:: Exercise description ::
From the entries below, copy every line where the string "this" appears.

[Data excerpts]
######

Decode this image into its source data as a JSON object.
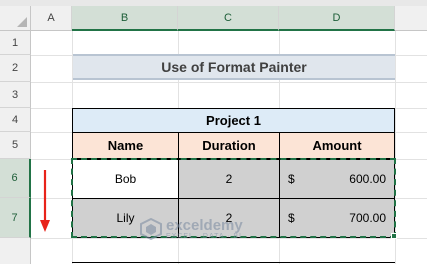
{
  "columns": [
    "A",
    "B",
    "C",
    "D"
  ],
  "rows": [
    "1",
    "2",
    "3",
    "4",
    "5",
    "6",
    "7"
  ],
  "title": "Use of Format Painter",
  "table": {
    "project": "Project 1",
    "headers": [
      "Name",
      "Duration",
      "Amount"
    ],
    "records": [
      {
        "name": "Bob",
        "duration": "2",
        "currency": "$",
        "amount": "600.00"
      },
      {
        "name": "Lily",
        "duration": "2",
        "currency": "$",
        "amount": "700.00"
      }
    ]
  },
  "watermark": {
    "name": "exceldemy",
    "tagline": "EXCEL · DATA · BI"
  },
  "colors": {
    "accent": "#217346",
    "header_fill": "#fce4d6",
    "project_fill": "#ddebf7",
    "copied_fill": "#d0d0d0",
    "arrow": "#e8231a"
  }
}
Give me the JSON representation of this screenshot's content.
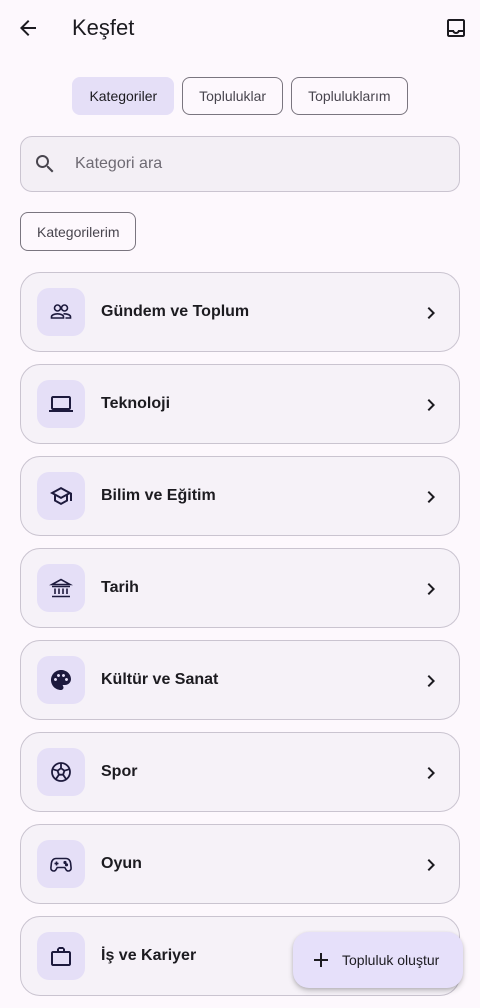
{
  "app_bar": {
    "title": "Keşfet",
    "back_icon": "arrow-back-icon",
    "inbox_icon": "inbox-icon"
  },
  "tabs": [
    {
      "label": "Kategoriler",
      "active": true
    },
    {
      "label": "Topluluklar",
      "active": false
    },
    {
      "label": "Topluluklarım",
      "active": false
    }
  ],
  "search": {
    "placeholder": "Kategori ara",
    "value": "",
    "icon": "search-icon"
  },
  "my_categories_chip": "Kategorilerim",
  "categories": [
    {
      "label": "Gündem ve Toplum",
      "icon": "people-icon"
    },
    {
      "label": "Teknoloji",
      "icon": "laptop-icon"
    },
    {
      "label": "Bilim ve Eğitim",
      "icon": "school-icon"
    },
    {
      "label": "Tarih",
      "icon": "museum-icon"
    },
    {
      "label": "Kültür ve Sanat",
      "icon": "palette-icon"
    },
    {
      "label": "Spor",
      "icon": "soccer-ball-icon"
    },
    {
      "label": "Oyun",
      "icon": "gamepad-icon"
    },
    {
      "label": "İş ve Kariyer",
      "icon": "briefcase-icon"
    }
  ],
  "fab": {
    "label": "Topluluk oluştur",
    "icon": "add-icon"
  },
  "colors": {
    "background": "#fdf8fd",
    "accent_container": "#e5dff7",
    "icon_color": "#1d1a3d",
    "outline": "#cac4d0"
  }
}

######

:: Exercise response ::
Decode this image into its source data as a JSON object.
Give me the JSON representation of this screenshot's content.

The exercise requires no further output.